** START Records provided **
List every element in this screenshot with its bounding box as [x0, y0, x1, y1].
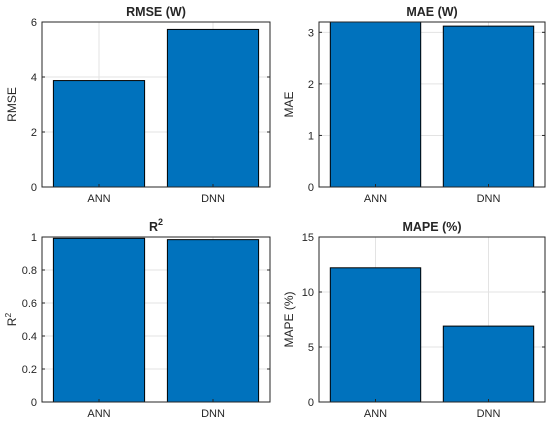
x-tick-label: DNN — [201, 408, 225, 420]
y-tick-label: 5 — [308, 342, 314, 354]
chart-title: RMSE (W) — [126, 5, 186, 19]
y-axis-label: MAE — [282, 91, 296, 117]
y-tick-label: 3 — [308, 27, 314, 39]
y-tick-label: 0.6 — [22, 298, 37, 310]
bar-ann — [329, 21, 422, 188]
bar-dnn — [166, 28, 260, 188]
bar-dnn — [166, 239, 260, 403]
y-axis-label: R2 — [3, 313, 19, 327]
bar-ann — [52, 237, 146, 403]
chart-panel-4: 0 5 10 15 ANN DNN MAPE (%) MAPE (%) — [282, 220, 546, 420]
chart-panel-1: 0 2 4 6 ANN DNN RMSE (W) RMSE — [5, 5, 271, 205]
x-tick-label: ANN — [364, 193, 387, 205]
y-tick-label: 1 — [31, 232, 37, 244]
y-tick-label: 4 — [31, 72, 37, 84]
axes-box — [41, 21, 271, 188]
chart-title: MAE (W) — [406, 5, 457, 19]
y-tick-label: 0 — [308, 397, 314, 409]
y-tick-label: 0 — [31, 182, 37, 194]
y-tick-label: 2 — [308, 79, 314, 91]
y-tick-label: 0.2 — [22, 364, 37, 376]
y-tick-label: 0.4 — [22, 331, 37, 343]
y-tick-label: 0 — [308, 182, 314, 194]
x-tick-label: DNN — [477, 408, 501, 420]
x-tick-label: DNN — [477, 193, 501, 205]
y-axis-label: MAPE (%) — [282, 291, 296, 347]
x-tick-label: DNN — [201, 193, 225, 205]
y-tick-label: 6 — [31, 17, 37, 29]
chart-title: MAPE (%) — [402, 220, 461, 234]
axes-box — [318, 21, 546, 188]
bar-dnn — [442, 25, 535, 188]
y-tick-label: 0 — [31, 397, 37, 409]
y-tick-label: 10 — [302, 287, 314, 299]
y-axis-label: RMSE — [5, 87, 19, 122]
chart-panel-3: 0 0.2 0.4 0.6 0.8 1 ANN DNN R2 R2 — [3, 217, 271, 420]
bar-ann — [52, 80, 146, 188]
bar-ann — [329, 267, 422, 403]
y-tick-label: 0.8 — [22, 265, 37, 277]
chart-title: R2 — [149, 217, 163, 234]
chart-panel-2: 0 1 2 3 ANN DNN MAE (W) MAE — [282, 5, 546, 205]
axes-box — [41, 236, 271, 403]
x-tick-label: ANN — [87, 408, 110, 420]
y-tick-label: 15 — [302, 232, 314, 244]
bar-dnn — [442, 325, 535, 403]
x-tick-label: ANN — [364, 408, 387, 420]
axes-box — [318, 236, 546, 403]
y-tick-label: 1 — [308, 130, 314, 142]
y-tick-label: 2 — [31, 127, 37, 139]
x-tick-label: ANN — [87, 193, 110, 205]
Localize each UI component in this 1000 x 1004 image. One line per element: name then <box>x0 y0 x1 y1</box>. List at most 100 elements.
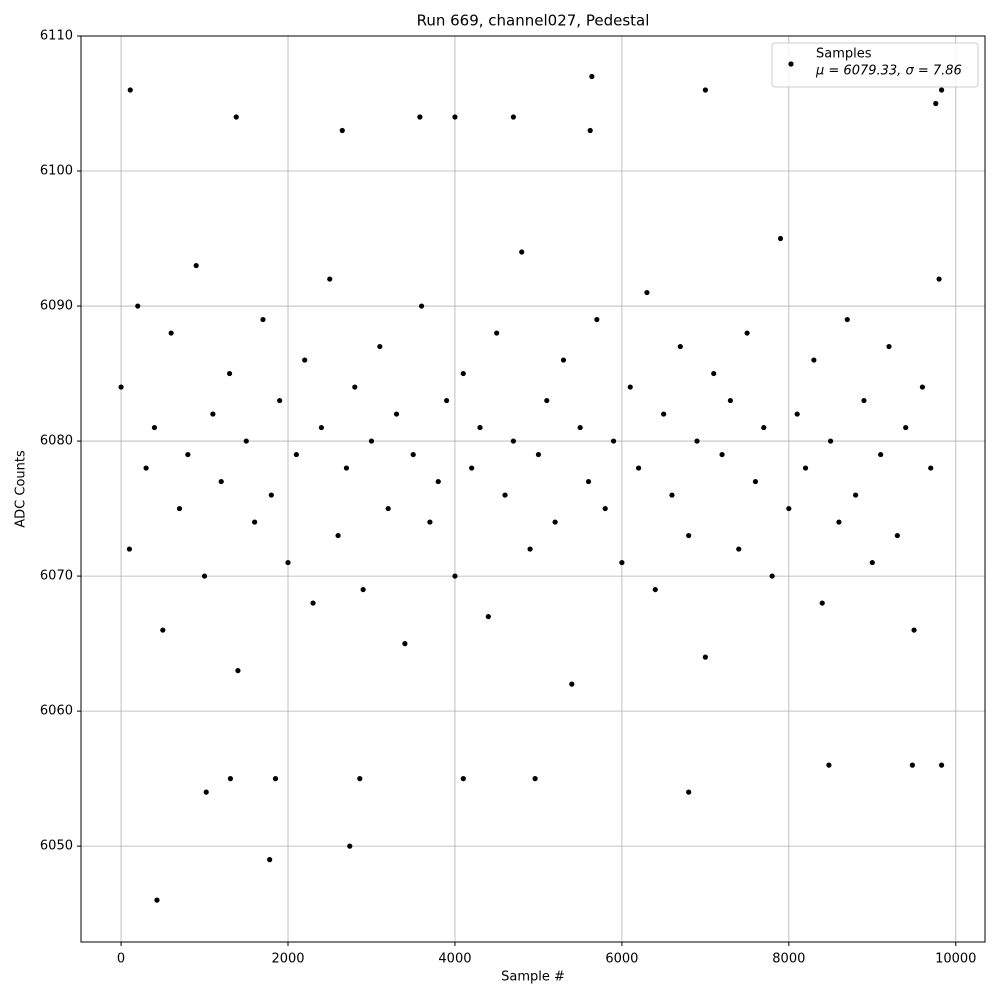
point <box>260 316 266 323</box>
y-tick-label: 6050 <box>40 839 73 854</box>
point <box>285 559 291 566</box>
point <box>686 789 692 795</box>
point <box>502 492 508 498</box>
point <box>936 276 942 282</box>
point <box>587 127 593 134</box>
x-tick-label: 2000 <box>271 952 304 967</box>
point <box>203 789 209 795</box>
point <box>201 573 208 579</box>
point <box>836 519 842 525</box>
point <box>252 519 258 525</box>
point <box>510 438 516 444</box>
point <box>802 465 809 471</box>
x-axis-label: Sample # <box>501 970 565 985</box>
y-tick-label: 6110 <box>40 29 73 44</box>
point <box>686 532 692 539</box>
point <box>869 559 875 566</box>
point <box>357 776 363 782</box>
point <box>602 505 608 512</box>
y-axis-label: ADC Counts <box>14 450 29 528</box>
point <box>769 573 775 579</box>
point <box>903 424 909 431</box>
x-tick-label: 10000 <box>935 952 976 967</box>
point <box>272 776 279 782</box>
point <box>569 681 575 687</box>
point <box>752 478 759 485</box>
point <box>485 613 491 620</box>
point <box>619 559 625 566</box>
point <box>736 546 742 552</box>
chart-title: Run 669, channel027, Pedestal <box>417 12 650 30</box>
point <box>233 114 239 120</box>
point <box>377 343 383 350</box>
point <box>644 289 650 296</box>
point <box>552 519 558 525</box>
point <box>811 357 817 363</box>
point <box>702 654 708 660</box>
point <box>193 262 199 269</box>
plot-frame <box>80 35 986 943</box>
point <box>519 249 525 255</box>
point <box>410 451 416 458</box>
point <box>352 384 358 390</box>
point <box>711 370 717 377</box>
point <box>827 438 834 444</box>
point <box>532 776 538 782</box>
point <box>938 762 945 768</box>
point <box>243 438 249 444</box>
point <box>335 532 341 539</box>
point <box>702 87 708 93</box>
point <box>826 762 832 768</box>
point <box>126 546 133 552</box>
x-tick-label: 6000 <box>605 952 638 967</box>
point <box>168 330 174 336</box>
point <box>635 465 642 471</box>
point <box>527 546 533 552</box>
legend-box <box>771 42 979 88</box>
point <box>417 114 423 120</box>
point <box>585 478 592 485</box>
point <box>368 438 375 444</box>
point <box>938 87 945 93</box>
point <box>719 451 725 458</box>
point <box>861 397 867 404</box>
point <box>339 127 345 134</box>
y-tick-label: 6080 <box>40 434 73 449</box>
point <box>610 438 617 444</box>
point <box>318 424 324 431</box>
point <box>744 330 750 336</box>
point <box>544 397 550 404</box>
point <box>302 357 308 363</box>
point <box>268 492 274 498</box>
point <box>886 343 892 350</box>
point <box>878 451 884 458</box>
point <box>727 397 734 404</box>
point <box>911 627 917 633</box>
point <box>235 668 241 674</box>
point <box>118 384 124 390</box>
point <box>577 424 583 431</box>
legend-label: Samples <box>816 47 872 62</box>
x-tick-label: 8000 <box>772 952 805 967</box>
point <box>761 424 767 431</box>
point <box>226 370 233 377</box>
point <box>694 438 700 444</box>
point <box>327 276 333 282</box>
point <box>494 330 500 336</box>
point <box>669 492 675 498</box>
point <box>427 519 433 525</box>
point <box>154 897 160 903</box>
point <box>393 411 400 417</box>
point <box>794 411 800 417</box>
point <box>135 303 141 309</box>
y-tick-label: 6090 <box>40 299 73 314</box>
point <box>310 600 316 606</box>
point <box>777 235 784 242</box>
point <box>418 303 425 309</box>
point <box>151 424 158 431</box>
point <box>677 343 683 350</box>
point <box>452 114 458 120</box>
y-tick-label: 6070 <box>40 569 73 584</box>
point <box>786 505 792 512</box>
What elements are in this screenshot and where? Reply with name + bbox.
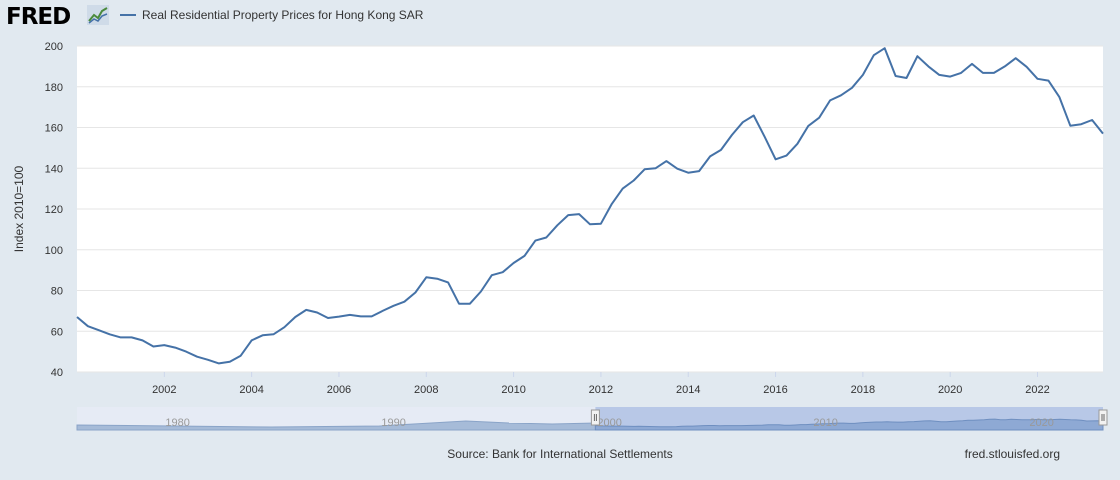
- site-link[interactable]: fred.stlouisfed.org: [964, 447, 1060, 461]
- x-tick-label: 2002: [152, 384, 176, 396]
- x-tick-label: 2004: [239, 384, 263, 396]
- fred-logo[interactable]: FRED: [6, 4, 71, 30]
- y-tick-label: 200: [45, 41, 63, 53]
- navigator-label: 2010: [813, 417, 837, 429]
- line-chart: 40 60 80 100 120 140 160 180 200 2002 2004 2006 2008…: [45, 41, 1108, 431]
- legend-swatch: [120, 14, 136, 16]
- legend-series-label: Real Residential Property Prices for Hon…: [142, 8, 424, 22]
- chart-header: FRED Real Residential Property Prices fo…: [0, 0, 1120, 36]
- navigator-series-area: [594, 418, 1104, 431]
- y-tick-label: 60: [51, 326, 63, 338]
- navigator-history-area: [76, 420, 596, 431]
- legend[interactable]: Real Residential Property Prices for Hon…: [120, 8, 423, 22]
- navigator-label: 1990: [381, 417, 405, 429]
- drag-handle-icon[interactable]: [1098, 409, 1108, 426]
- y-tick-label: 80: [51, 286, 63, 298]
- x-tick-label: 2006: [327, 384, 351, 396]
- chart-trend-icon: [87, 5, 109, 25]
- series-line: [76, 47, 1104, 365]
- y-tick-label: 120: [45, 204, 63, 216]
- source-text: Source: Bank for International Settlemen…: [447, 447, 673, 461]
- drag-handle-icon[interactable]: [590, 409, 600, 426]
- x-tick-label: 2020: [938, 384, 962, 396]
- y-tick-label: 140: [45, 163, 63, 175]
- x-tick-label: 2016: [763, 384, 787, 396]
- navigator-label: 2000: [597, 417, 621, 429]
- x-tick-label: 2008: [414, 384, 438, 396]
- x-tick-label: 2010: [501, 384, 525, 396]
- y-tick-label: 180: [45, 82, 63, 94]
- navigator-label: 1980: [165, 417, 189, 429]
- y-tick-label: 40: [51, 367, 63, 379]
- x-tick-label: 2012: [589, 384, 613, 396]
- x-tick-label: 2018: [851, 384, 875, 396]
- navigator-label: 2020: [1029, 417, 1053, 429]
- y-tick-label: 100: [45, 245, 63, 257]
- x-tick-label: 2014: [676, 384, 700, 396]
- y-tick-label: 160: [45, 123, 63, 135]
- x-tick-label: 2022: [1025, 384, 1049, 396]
** END Records provided **
# [What you should do]
Return the data lines from the line containing "point <box>260 316 266 323</box>" through the line containing "point <box>485 613 491 620</box>", both included, reproducing each one verbatim.

# [Exercise output]
point <box>260 316 266 323</box>
y-tick-label: 6050 <box>40 839 73 854</box>
point <box>285 559 291 566</box>
point <box>686 789 692 795</box>
point <box>502 492 508 498</box>
point <box>936 276 942 282</box>
point <box>587 127 593 134</box>
x-tick-label: 2000 <box>271 952 304 967</box>
point <box>203 789 209 795</box>
point <box>201 573 208 579</box>
point <box>836 519 842 525</box>
point <box>252 519 258 525</box>
point <box>510 438 516 444</box>
point <box>802 465 809 471</box>
x-axis-label: Sample # <box>501 970 565 985</box>
y-tick-label: 6110 <box>40 29 73 44</box>
point <box>686 532 692 539</box>
point <box>869 559 875 566</box>
point <box>357 776 363 782</box>
point <box>602 505 608 512</box>
y-axis-label: ADC Counts <box>14 450 29 528</box>
point <box>769 573 775 579</box>
point <box>903 424 909 431</box>
x-tick-label: 10000 <box>935 952 976 967</box>
point <box>272 776 279 782</box>
point <box>569 681 575 687</box>
point <box>752 478 759 485</box>
point <box>485 613 491 620</box>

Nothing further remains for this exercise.